» **Problem requirements**: Gather every line holding the string "this".

Data entries for graphics
··········

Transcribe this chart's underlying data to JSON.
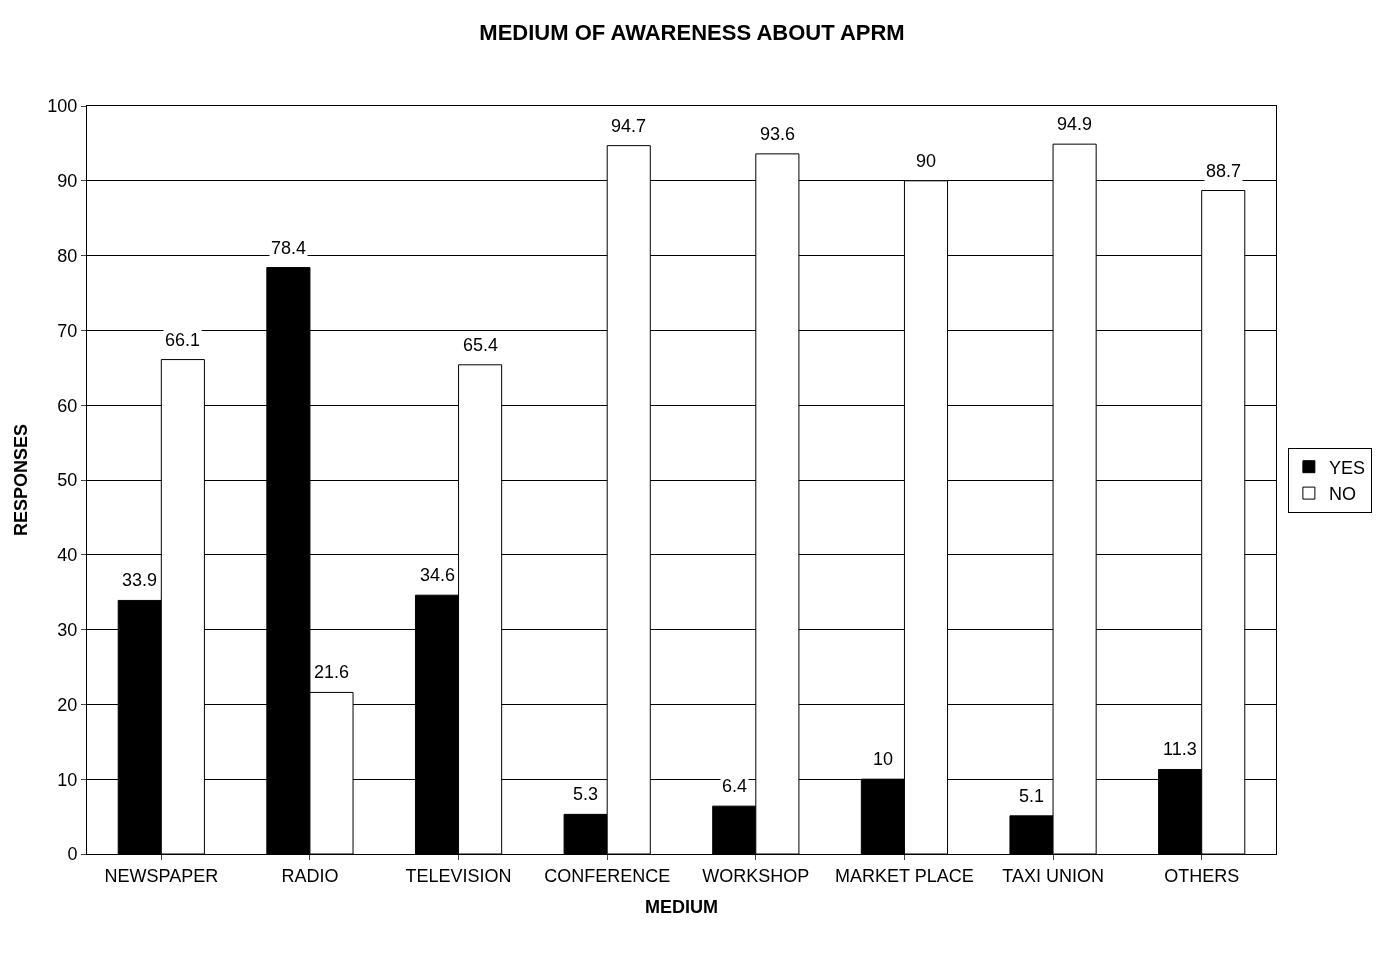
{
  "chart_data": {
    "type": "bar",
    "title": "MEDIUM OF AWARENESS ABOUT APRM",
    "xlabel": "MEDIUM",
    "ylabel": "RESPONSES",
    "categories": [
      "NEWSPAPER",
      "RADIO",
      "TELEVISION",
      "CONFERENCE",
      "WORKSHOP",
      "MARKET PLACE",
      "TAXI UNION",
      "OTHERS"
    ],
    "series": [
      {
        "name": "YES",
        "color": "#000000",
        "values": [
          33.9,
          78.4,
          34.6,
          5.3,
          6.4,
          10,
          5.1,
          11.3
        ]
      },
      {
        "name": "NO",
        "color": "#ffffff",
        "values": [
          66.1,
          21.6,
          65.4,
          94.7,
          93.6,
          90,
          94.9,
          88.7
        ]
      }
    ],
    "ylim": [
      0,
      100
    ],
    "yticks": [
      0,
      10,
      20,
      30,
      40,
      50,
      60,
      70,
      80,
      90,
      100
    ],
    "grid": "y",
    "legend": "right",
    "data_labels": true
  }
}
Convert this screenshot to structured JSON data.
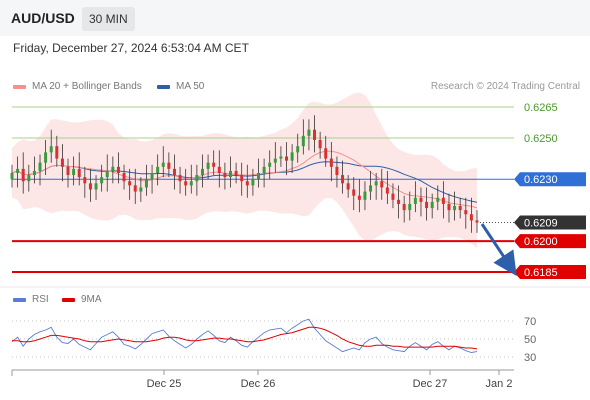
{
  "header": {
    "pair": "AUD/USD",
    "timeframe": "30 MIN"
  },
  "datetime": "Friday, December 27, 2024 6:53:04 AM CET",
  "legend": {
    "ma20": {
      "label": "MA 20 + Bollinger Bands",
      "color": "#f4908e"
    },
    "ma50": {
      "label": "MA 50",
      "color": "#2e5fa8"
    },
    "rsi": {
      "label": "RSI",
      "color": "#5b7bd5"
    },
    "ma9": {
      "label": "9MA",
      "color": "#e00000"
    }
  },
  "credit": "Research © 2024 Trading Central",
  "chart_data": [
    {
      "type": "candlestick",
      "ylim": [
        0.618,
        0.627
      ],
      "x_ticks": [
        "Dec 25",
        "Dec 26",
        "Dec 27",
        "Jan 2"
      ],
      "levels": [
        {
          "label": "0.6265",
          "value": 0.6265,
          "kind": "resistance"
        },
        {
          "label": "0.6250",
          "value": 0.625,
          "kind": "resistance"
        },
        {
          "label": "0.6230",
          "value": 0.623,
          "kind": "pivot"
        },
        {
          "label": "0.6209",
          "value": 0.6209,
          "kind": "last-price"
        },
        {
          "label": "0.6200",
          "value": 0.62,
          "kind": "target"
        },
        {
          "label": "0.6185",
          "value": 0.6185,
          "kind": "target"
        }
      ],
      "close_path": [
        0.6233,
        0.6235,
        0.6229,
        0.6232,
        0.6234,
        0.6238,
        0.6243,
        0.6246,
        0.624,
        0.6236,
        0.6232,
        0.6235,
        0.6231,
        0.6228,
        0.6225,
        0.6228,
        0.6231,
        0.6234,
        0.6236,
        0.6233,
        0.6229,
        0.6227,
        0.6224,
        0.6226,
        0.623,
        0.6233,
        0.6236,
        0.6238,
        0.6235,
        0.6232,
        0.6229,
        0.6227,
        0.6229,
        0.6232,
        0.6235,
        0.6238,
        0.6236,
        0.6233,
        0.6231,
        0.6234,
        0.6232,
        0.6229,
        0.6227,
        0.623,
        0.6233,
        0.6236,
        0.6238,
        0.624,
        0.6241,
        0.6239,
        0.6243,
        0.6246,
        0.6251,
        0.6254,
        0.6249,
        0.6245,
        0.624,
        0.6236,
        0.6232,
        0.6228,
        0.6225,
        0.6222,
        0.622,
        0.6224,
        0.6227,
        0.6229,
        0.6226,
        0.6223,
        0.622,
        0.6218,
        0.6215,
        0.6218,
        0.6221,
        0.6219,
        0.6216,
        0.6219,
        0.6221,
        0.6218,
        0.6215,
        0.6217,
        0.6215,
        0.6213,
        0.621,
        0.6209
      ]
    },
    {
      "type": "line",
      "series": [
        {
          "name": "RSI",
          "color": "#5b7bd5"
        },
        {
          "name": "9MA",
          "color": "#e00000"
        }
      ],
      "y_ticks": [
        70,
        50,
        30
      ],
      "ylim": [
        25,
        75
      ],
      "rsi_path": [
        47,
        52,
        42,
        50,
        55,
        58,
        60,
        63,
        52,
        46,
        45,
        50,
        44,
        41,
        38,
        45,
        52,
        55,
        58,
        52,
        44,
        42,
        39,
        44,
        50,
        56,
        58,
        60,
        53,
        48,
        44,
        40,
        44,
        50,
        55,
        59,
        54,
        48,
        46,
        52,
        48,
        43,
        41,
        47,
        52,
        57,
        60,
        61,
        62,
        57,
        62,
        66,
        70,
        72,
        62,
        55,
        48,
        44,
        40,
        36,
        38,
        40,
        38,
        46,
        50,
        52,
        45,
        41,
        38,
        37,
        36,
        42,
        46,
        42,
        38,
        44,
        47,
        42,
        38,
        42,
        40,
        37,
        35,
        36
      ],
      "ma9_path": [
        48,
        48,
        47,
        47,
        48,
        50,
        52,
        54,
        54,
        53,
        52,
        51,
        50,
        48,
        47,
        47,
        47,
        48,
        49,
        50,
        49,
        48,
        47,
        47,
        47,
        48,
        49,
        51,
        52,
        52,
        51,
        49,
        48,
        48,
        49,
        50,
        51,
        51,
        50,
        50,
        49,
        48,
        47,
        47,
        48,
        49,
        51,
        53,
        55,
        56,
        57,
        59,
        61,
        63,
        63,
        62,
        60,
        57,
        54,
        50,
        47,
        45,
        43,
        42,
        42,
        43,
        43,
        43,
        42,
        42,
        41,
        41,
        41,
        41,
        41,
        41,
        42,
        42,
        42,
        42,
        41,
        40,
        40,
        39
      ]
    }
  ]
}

··········

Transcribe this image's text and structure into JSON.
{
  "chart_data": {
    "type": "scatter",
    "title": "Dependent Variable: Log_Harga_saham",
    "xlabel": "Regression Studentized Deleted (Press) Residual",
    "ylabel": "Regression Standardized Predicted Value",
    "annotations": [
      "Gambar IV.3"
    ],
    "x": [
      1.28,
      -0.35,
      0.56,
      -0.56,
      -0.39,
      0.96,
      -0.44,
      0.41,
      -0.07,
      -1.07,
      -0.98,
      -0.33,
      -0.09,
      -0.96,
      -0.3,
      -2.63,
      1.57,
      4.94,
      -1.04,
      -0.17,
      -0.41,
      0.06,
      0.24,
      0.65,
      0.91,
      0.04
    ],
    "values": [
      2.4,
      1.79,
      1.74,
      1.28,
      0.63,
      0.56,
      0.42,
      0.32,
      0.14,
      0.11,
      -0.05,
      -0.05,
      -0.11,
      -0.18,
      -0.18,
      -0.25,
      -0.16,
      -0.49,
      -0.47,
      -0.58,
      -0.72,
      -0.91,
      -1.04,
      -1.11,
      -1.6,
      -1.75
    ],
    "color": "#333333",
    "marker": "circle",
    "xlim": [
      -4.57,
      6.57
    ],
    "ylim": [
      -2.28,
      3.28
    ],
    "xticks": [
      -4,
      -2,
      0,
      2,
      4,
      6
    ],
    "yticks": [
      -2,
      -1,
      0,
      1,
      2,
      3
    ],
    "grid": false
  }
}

··········

» **The output**:
Transcribe this chart's underlying data to JSON.
Convert this screenshot to structured JSON data.
Transcribe this image's text and structure into JSON.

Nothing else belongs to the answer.